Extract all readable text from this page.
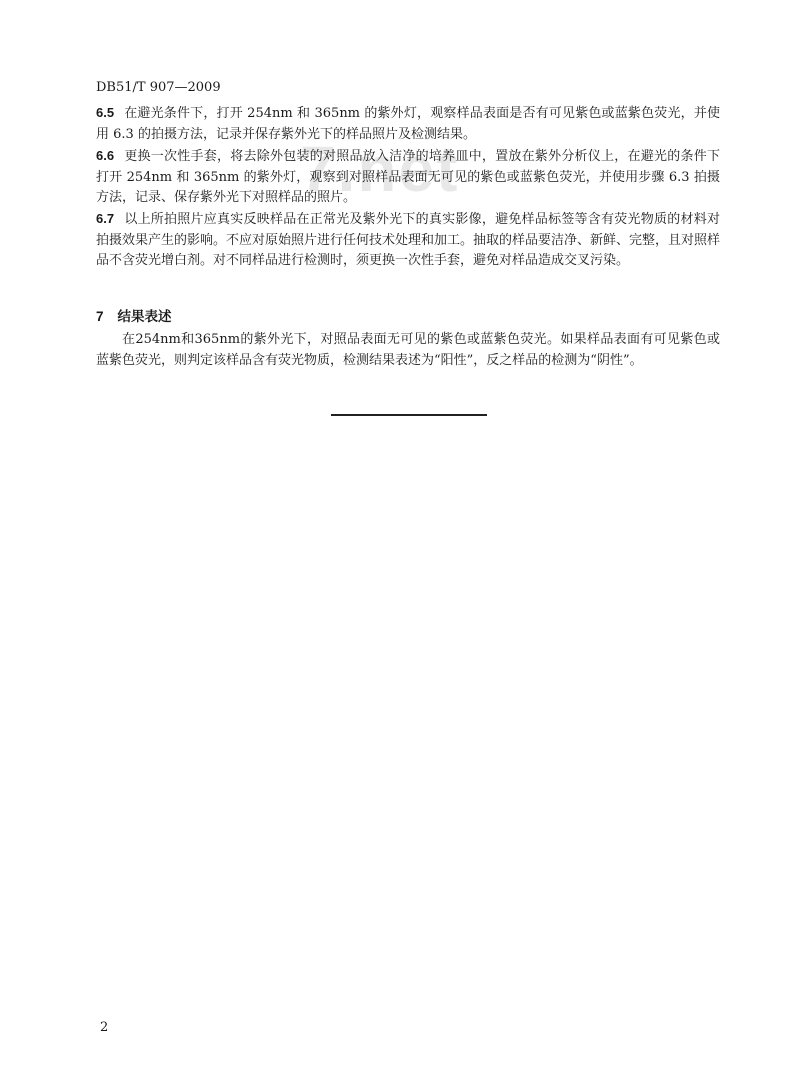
DB51/T 907—2009
7.net
6.5 在避光条件下，打开 254nm 和 365nm 的紫外灯，观察样品表面是否有可见紫色或蓝紫色荧光，并使用 6.3 的拍摄方法，记录并保存紫外光下的样品照片及检测结果。
6.6 更换一次性手套，将去除外包装的对照品放入洁净的培养皿中，置放在紫外分析仪上，在避光的条件下打开 254nm 和 365nm 的紫外灯，观察到对照样品表面无可见的紫色或蓝紫色荧光，并使用步骤 6.3 拍摄方法，记录、保存紫外光下对照样品的照片。
6.7 以上所拍照片应真实反映样品在正常光及紫外光下的真实影像，避免样品标签等含有荧光物质的材料对拍摄效果产生的影响。不应对原始照片进行任何技术处理和加工。抽取的样品要洁净、新鲜、完整，且对照样品不含荧光增白剂。对不同样品进行检测时，须更换一次性手套，避免对样品造成交叉污染。
7 结果表述
在254nm和365nm的紫外光下，对照品表面无可见的紫色或蓝紫色荧光。如果样品表面有可见紫色或蓝紫色荧光，则判定该样品含有荧光物质，检测结果表述为“阳性”，反之样品的检测为“阴性”。
2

================================

Reproduce the data verbatim. Do not carry any picture into the copy.

Extract all readable text from this page.
DB51/T 907—2009
7.net
6.5 在避光条件下，打开 254nm 和 365nm 的紫外灯，观察样品表面是否有可见紫色或蓝紫色荧光，并使用 6.3 的拍摄方法，记录并保存紫外光下的样品照片及检测结果。
6.6 更换一次性手套，将去除外包装的对照品放入洁净的培养皿中，置放在紫外分析仪上，在避光的条件下打开 254nm 和 365nm 的紫外灯，观察到对照样品表面无可见的紫色或蓝紫色荧光，并使用步骤 6.3 拍摄方法，记录、保存紫外光下对照样品的照片。
6.7 以上所拍照片应真实反映样品在正常光及紫外光下的真实影像，避免样品标签等含有荧光物质的材料对拍摄效果产生的影响。不应对原始照片进行任何技术处理和加工。抽取的样品要洁净、新鲜、完整，且对照样品不含荧光增白剂。对不同样品进行检测时，须更换一次性手套，避免对样品造成交叉污染。
7 结果表述
在254nm和365nm的紫外光下，对照品表面无可见的紫色或蓝紫色荧光。如果样品表面有可见紫色或蓝紫色荧光，则判定该样品含有荧光物质，检测结果表述为“阳性”，反之样品的检测为“阴性”。
2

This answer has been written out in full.